**Text to read:**
══════════════════════════════
# Pomeranian grooming help



## tgrsnpr (Oct 1, 2008)

My pom has been getting mats around her neck area where her collar is at and also behind her ears. The brush that i have is







. I've tried using the current brush I have but sometimes it doesn't work so I have to just cut her mats off. Is there a different brush I can use to get all the mats off instead of using scissors?


----------



## Dieselsmama (Apr 1, 2007)

That brush is fine but needs to be used in conjunction with a greyhound comb to get down to the skin. You should be parting the hair down to the skin and line brushing in layers first then going back through with the comb to catch any spots you've missed with the brush. I would suggest not leaving her collar on her all the time but just when you go out to help prevent this.


----------



## Graco22 (Jul 16, 2007)

Ditto what Diesel said...follow the brushing up with a metal greyhound style comb, combing all the way to the skin, and it is impossible to have any further matting. If you need to keep a collar on her, a rolled leather collar is the best to help minimize matting.


----------



## tgrsnpr (Oct 1, 2008)

yes, I sorta have to keep her collar on because she LOVES to run out the door. She has done this almost 10 times maybe even more. Luckily, we have been able to catch her. But she does have a microchip on. But ill try to find a rolled leather collar. Would the the FURminator work?


----------



## Dieselsmama (Apr 1, 2007)

No, a furminator would not work to do the job you're looking for. A furminator is a de-shedding tool, not sufficient for a pom's coat to keep it matt free. If you cannot leave her collar off in the house (and this is a real danger BTW) then at least use a rolled leather collar like Graco suggested.


----------



## tgrsnpr (Oct 1, 2008)

Yes I just asked my sister to get one from petco cuz hawaii doesn't have a petco and she is at washington. Thanks for helping diesel and graco.


----------
══════════════════════════════
**Stored data:**
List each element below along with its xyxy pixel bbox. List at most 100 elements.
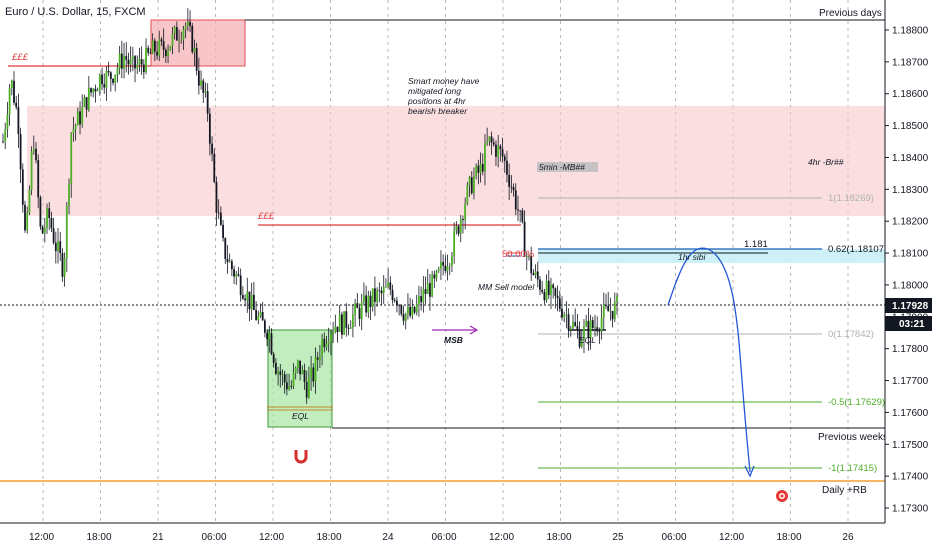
- candle-body[interactable]: [147, 47, 150, 53]
- candle-body[interactable]: [41, 226, 44, 234]
- candle-body[interactable]: [396, 300, 398, 306]
- candle-body[interactable]: [415, 304, 418, 313]
- candle-body[interactable]: [145, 47, 147, 73]
- candle-body[interactable]: [46, 208, 48, 228]
- candle-body[interactable]: [616, 296, 618, 302]
- candle-body[interactable]: [492, 142, 495, 145]
- candle-body[interactable]: [74, 125, 77, 130]
- candle-body[interactable]: [468, 177, 471, 186]
- candle-body[interactable]: [228, 261, 231, 263]
- candle-body[interactable]: [70, 133, 73, 184]
- candle-body[interactable]: [136, 64, 139, 69]
- candle-body[interactable]: [433, 274, 436, 279]
- candle-body[interactable]: [426, 283, 429, 294]
- candle-body[interactable]: [261, 312, 264, 321]
- candle-body[interactable]: [558, 298, 561, 309]
- candle-body[interactable]: [545, 280, 548, 301]
- candle-body[interactable]: [341, 314, 343, 335]
- candle-body[interactable]: [378, 290, 381, 292]
- candle-body[interactable]: [393, 300, 396, 302]
- candle-body[interactable]: [470, 177, 473, 194]
- candle-body[interactable]: [440, 261, 442, 269]
- candle-body[interactable]: [19, 134, 22, 170]
- candle-body[interactable]: [325, 343, 328, 348]
- time-axis[interactable]: 12:00 18:00 21 06:00 12:00 18:00 24 06:00 12:00 1…: [29, 532, 854, 543]
- candle-body[interactable]: [583, 326, 585, 340]
- candle-body[interactable]: [435, 271, 438, 279]
- candle-body[interactable]: [519, 210, 522, 212]
- candle-body[interactable]: [554, 288, 557, 296]
- candle-body[interactable]: [215, 181, 218, 213]
- candle-body[interactable]: [290, 386, 293, 388]
- candle-body[interactable]: [305, 381, 308, 398]
- candle-body[interactable]: [598, 331, 601, 333]
- candle-body[interactable]: [76, 111, 79, 126]
- candle-body[interactable]: [303, 370, 306, 382]
- candle-body[interactable]: [382, 287, 385, 294]
- candle-body[interactable]: [580, 339, 583, 347]
- candle-body[interactable]: [283, 374, 286, 383]
- candle-body[interactable]: [330, 333, 332, 342]
- candle-body[interactable]: [541, 289, 544, 292]
- candle-body[interactable]: [431, 274, 434, 297]
- candle-body[interactable]: [409, 306, 412, 316]
- candle-body[interactable]: [508, 174, 511, 187]
- candle-body[interactable]: [301, 370, 304, 375]
- candle-body[interactable]: [241, 295, 244, 299]
- candle-body[interactable]: [103, 84, 106, 88]
- candle-body[interactable]: [543, 291, 546, 301]
- candle-body[interactable]: [259, 312, 262, 316]
- candle-body[interactable]: [613, 301, 616, 320]
- candle-body[interactable]: [299, 360, 301, 375]
- candle-body[interactable]: [250, 294, 253, 310]
- candle-body[interactable]: [453, 230, 456, 257]
- candle-body[interactable]: [343, 311, 346, 335]
- candle-body[interactable]: [35, 148, 37, 161]
- candle-body[interactable]: [528, 255, 530, 257]
- high-supply-box[interactable]: [151, 20, 245, 66]
- candle-body[interactable]: [277, 371, 279, 374]
- candle-body[interactable]: [576, 325, 579, 330]
- candle-body[interactable]: [429, 283, 431, 297]
- candle-body[interactable]: [477, 165, 480, 173]
- candle-body[interactable]: [162, 41, 165, 50]
- candle-body[interactable]: [182, 29, 185, 40]
- candle-body[interactable]: [24, 204, 26, 231]
- candle-body[interactable]: [587, 320, 590, 339]
- candle-body[interactable]: [83, 97, 86, 107]
- candle-body[interactable]: [334, 326, 337, 333]
- candle-body[interactable]: [534, 271, 537, 275]
- candle-body[interactable]: [191, 25, 194, 53]
- candle-body[interactable]: [57, 241, 59, 252]
- candle-body[interactable]: [547, 280, 550, 296]
- candle-body[interactable]: [466, 185, 469, 204]
- candle-body[interactable]: [385, 286, 387, 288]
- candle-body[interactable]: [413, 307, 416, 313]
- candle-body[interactable]: [569, 327, 572, 331]
- candle-body[interactable]: [184, 25, 187, 30]
- candle-body[interactable]: [446, 266, 449, 271]
- candle-body[interactable]: [195, 48, 198, 71]
- candle-body[interactable]: [352, 314, 354, 328]
- candle-body[interactable]: [292, 373, 295, 387]
- candle-body[interactable]: [552, 284, 555, 289]
- candle-body[interactable]: [230, 261, 233, 270]
- candle-body[interactable]: [180, 39, 183, 41]
- candle-body[interactable]: [116, 68, 119, 75]
- candle-body[interactable]: [197, 70, 200, 86]
- candle-body[interactable]: [512, 187, 515, 191]
- candle-body[interactable]: [457, 226, 460, 234]
- candle-body[interactable]: [310, 367, 313, 378]
- candle-body[interactable]: [442, 261, 445, 266]
- candle-body[interactable]: [211, 143, 213, 154]
- candle-body[interactable]: [37, 160, 40, 198]
- candle-body[interactable]: [319, 356, 321, 360]
- candle-body[interactable]: [376, 290, 379, 302]
- candle-body[interactable]: [307, 377, 310, 398]
- candle-body[interactable]: [312, 367, 315, 382]
- candle-body[interactable]: [501, 149, 504, 157]
- candle-body[interactable]: [118, 53, 121, 69]
- candle-body[interactable]: [114, 74, 117, 83]
- candle-body[interactable]: [109, 72, 112, 80]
══════════════════════════════
In the Pomeranian grooming thread, why does a reply say the FURminator would not do the job the owner is looking for? Answer in one to three sentences.

The reply says the FURminator is a de-shedding tool. It is not sufficient to keep a Pomeranian's coat free of mats.